THE REQUEST: Output the material exactly, but drop every image it holds.

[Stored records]
|---|

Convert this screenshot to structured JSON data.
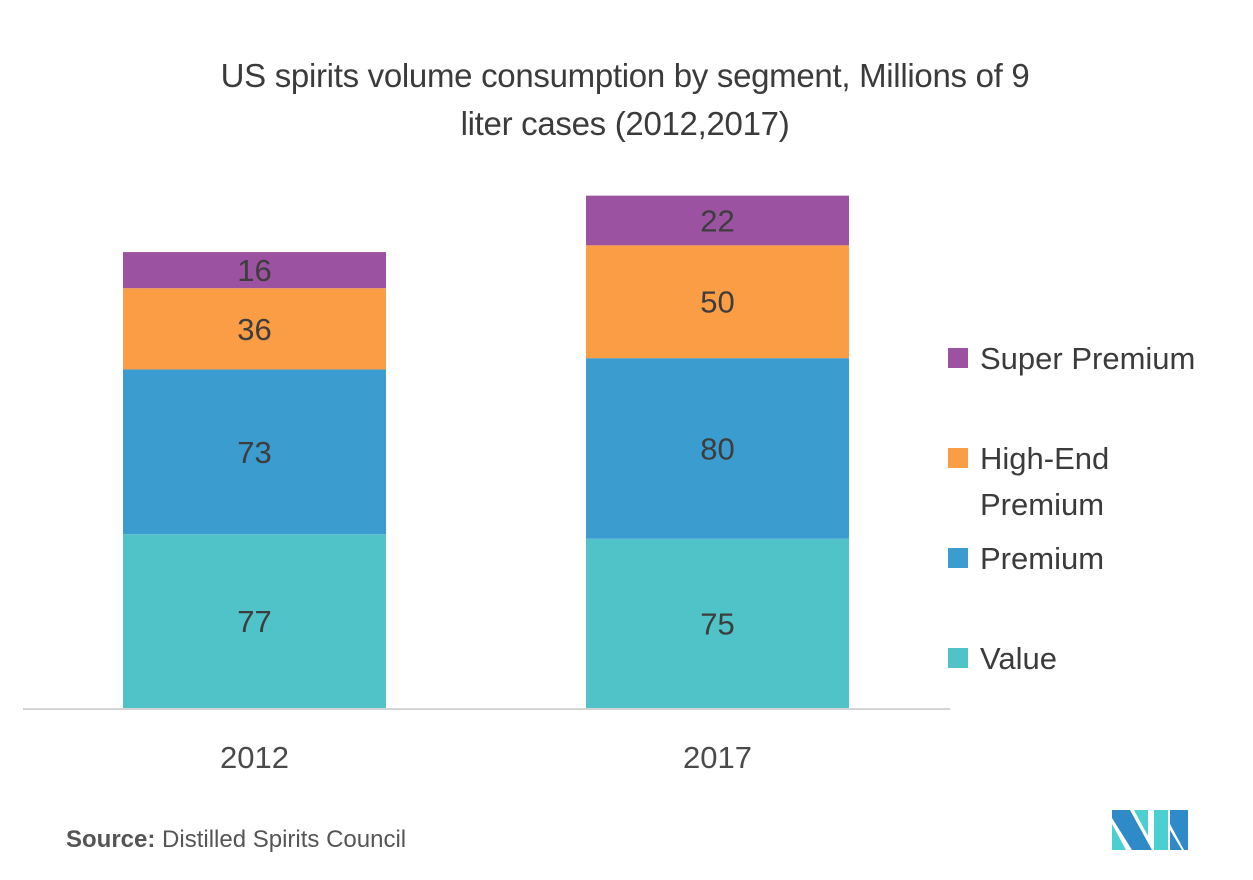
{
  "chart_data": {
    "type": "bar",
    "stacked": true,
    "title": "US spirits volume consumption by segment, Millions of 9 liter cases (2012,2017)",
    "title_lines": [
      "US spirits volume consumption by segment, Millions of 9",
      "liter cases (2012,2017)"
    ],
    "xlabel": "",
    "ylabel": "",
    "categories": [
      "2012",
      "2017"
    ],
    "series": [
      {
        "name": "Value",
        "color": "#4FC3C8",
        "values": [
          77,
          75
        ]
      },
      {
        "name": "Premium",
        "color": "#3B9CCF",
        "values": [
          73,
          80
        ]
      },
      {
        "name": "High-End Premium",
        "color": "#FB9D45",
        "values": [
          36,
          50
        ]
      },
      {
        "name": "Super Premium",
        "color": "#9B52A0",
        "values": [
          16,
          22
        ]
      }
    ],
    "ylim": [
      0,
      227
    ],
    "grid": false,
    "y_axis_visible": false,
    "data_labels": true,
    "legend_position": "right"
  },
  "legend": {
    "items": [
      {
        "label": "Super Premium",
        "color": "#9B52A0"
      },
      {
        "label": "High-End Premium",
        "color": "#FB9D45"
      },
      {
        "label": "Premium",
        "color": "#3B9CCF"
      },
      {
        "label": "Value",
        "color": "#4FC3C8"
      }
    ]
  },
  "source": {
    "prefix": "Source:",
    "text": "Distilled Spirits Council"
  },
  "logo": {
    "name": "brand-logo",
    "colors": [
      "#2E8BC7",
      "#4CCFD0"
    ]
  }
}
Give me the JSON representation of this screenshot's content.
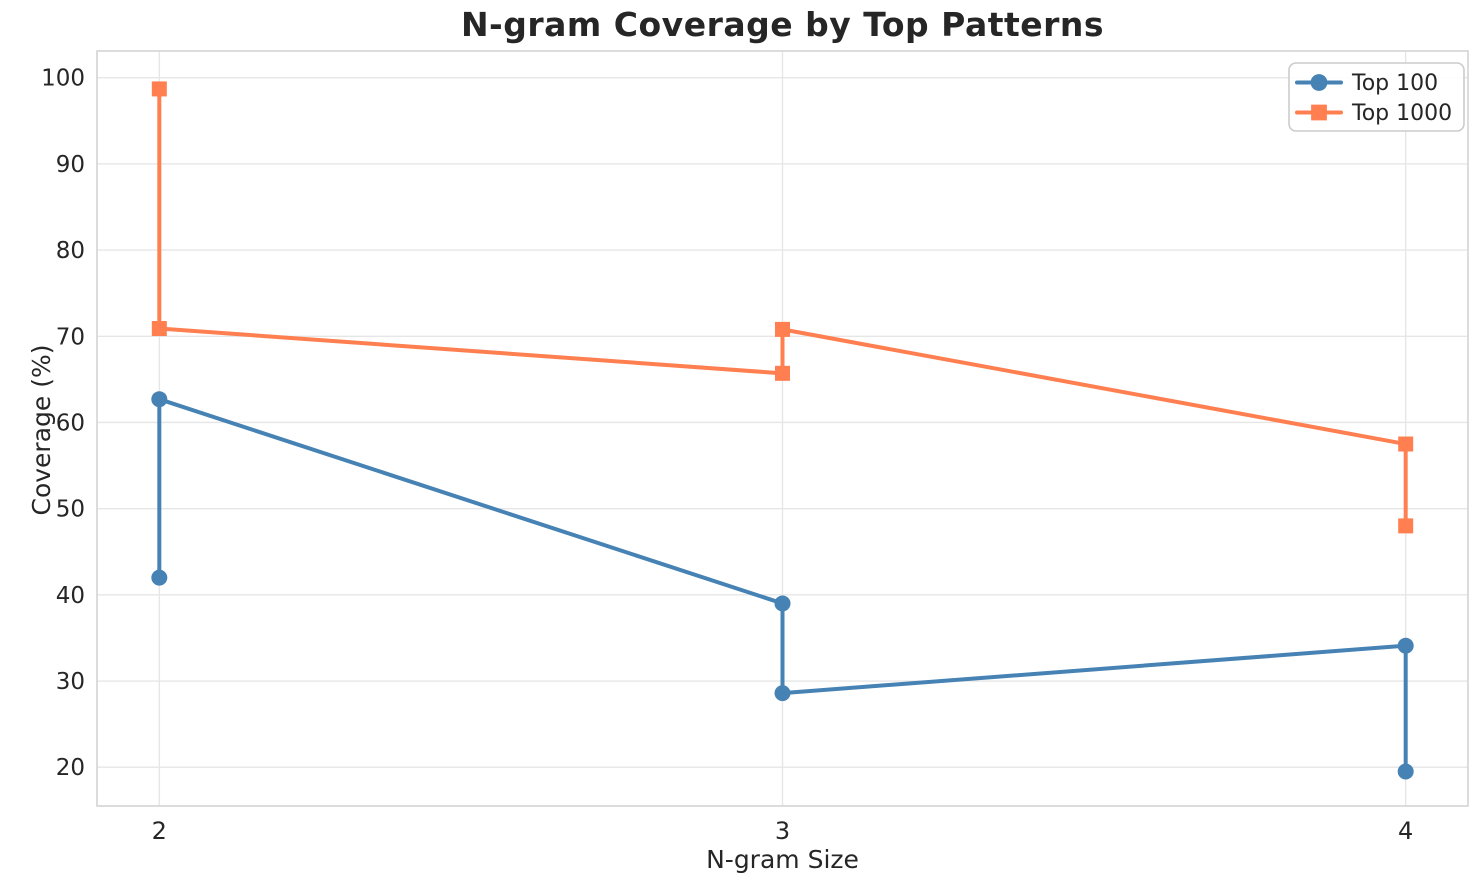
{
  "chart_data": {
    "type": "line",
    "title": "N-gram Coverage by Top Patterns",
    "xlabel": "N-gram Size",
    "ylabel": "Coverage (%)",
    "x_ticks": [
      2,
      3,
      4
    ],
    "y_ticks": [
      20,
      30,
      40,
      50,
      60,
      70,
      80,
      90,
      100
    ],
    "xlim": [
      1.9,
      4.1
    ],
    "ylim": [
      15.5,
      103.1
    ],
    "grid": true,
    "legend": {
      "position": "upper right",
      "entries": [
        "Top 100",
        "Top 1000"
      ]
    },
    "series": [
      {
        "name": "Top 100",
        "color": "#4682B4",
        "marker": "circle",
        "points": [
          [
            2,
            42.0
          ],
          [
            2,
            62.7
          ],
          [
            3,
            39.0
          ],
          [
            3,
            28.6
          ],
          [
            4,
            34.1
          ],
          [
            4,
            19.5
          ]
        ]
      },
      {
        "name": "Top 1000",
        "color": "#FF7F50",
        "marker": "square",
        "points": [
          [
            2,
            98.7
          ],
          [
            2,
            70.9
          ],
          [
            3,
            65.7
          ],
          [
            3,
            70.8
          ],
          [
            4,
            57.5
          ],
          [
            4,
            48.0
          ]
        ]
      }
    ],
    "colors": {
      "text": "#262626",
      "grid": "#e6e6e6",
      "spine": "#d4d4d4",
      "background": "#ffffff",
      "legend_border": "#cccccc"
    }
  }
}
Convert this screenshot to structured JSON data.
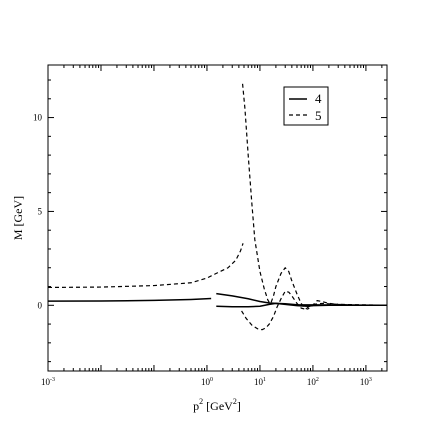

|---|

EXERCISE RESPONSE:
Convert this screenshot to structured JSON data.
{
  "chart_data": {
    "type": "bar",
    "stacked": true,
    "title": "US spirits volume consumption by segment, Millions of 9 liter cases (2012,2017)",
    "title_lines": [
      "US spirits volume consumption by segment, Millions of 9",
      "liter cases (2012,2017)"
    ],
    "xlabel": "",
    "ylabel": "",
    "categories": [
      "2012",
      "2017"
    ],
    "series": [
      {
        "name": "Value",
        "color": "#4FC3C8",
        "values": [
          77,
          75
        ]
      },
      {
        "name": "Premium",
        "color": "#3B9CCF",
        "values": [
          73,
          80
        ]
      },
      {
        "name": "High-End Premium",
        "color": "#FB9D45",
        "values": [
          36,
          50
        ]
      },
      {
        "name": "Super Premium",
        "color": "#9B52A0",
        "values": [
          16,
          22
        ]
      }
    ],
    "ylim": [
      0,
      227
    ],
    "grid": false,
    "y_axis_visible": false,
    "data_labels": true,
    "legend_position": "right"
  },
  "legend": {
    "items": [
      {
        "label": "Super Premium",
        "color": "#9B52A0"
      },
      {
        "label": "High-End Premium",
        "color": "#FB9D45"
      },
      {
        "label": "Premium",
        "color": "#3B9CCF"
      },
      {
        "label": "Value",
        "color": "#4FC3C8"
      }
    ]
  },
  "source": {
    "prefix": "Source:",
    "text": "Distilled Spirits Council"
  },
  "logo": {
    "name": "brand-logo",
    "colors": [
      "#2E8BC7",
      "#4CCFD0"
    ]
  }
}
Give me the JSON representation of this screenshot's content.
{
  "chart_data": {
    "type": "line",
    "title": "N-gram Coverage by Top Patterns",
    "xlabel": "N-gram Size",
    "ylabel": "Coverage (%)",
    "x_ticks": [
      2,
      3,
      4
    ],
    "y_ticks": [
      20,
      30,
      40,
      50,
      60,
      70,
      80,
      90,
      100
    ],
    "xlim": [
      1.9,
      4.1
    ],
    "ylim": [
      15.5,
      103.1
    ],
    "grid": true,
    "legend": {
      "position": "upper right",
      "entries": [
        "Top 100",
        "Top 1000"
      ]
    },
    "series": [
      {
        "name": "Top 100",
        "color": "#4682B4",
        "marker": "circle",
        "points": [
          [
            2,
            42.0
          ],
          [
            2,
            62.7
          ],
          [
            3,
            39.0
          ],
          [
            3,
            28.6
          ],
          [
            4,
            34.1
          ],
          [
            4,
            19.5
          ]
        ]
      },
      {
        "name": "Top 1000",
        "color": "#FF7F50",
        "marker": "square",
        "points": [
          [
            2,
            98.7
          ],
          [
            2,
            70.9
          ],
          [
            3,
            65.7
          ],
          [
            3,
            70.8
          ],
          [
            4,
            57.5
          ],
          [
            4,
            48.0
          ]
        ]
      }
    ],
    "colors": {
      "text": "#262626",
      "grid": "#e6e6e6",
      "spine": "#d4d4d4",
      "background": "#ffffff",
      "legend_border": "#cccccc"
    }
  }
}
Convert this screenshot to structured JSON data.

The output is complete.